- Problem
Wherever the string "JSON" appears, copy the whole line.

----------------

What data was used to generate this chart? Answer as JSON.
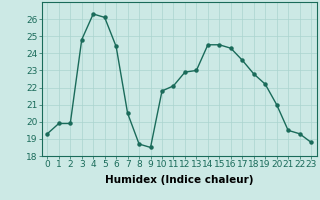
{
  "x": [
    0,
    1,
    2,
    3,
    4,
    5,
    6,
    7,
    8,
    9,
    10,
    11,
    12,
    13,
    14,
    15,
    16,
    17,
    18,
    19,
    20,
    21,
    22,
    23
  ],
  "y": [
    19.3,
    19.9,
    19.9,
    24.8,
    26.3,
    26.1,
    24.4,
    20.5,
    18.7,
    18.5,
    21.8,
    22.1,
    22.9,
    23.0,
    24.5,
    24.5,
    24.3,
    23.6,
    22.8,
    22.2,
    21.0,
    19.5,
    19.3,
    18.8
  ],
  "line_color": "#1a6b5a",
  "marker": "o",
  "marker_size": 2.2,
  "bg_color": "#cce9e5",
  "grid_color": "#aad4cf",
  "xlabel": "Humidex (Indice chaleur)",
  "ylim": [
    18,
    27
  ],
  "xlim": [
    -0.5,
    23.5
  ],
  "yticks": [
    18,
    19,
    20,
    21,
    22,
    23,
    24,
    25,
    26
  ],
  "xticks": [
    0,
    1,
    2,
    3,
    4,
    5,
    6,
    7,
    8,
    9,
    10,
    11,
    12,
    13,
    14,
    15,
    16,
    17,
    18,
    19,
    20,
    21,
    22,
    23
  ],
  "xlabel_fontsize": 7.5,
  "tick_fontsize": 6.5,
  "line_width": 1.0
}
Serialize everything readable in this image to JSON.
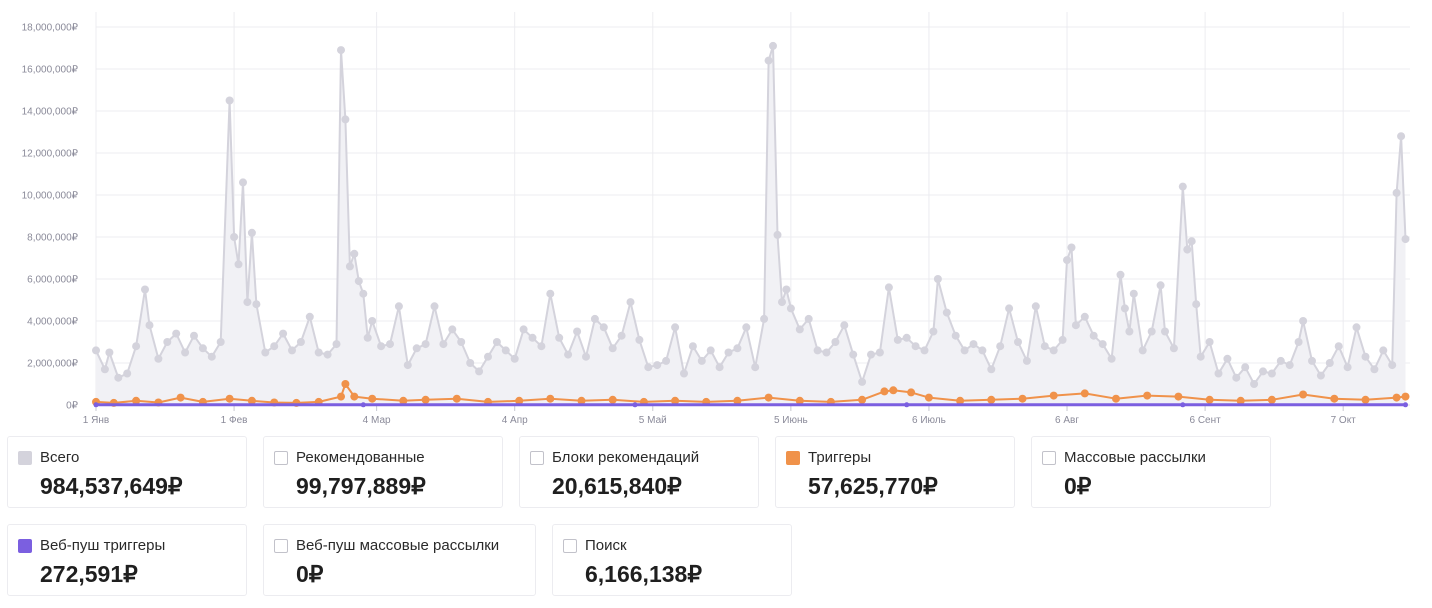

----------------

- Solution for this task
What data was used to generate this chart? Answer as JSON.
Serialize everything readable in this image to JSON.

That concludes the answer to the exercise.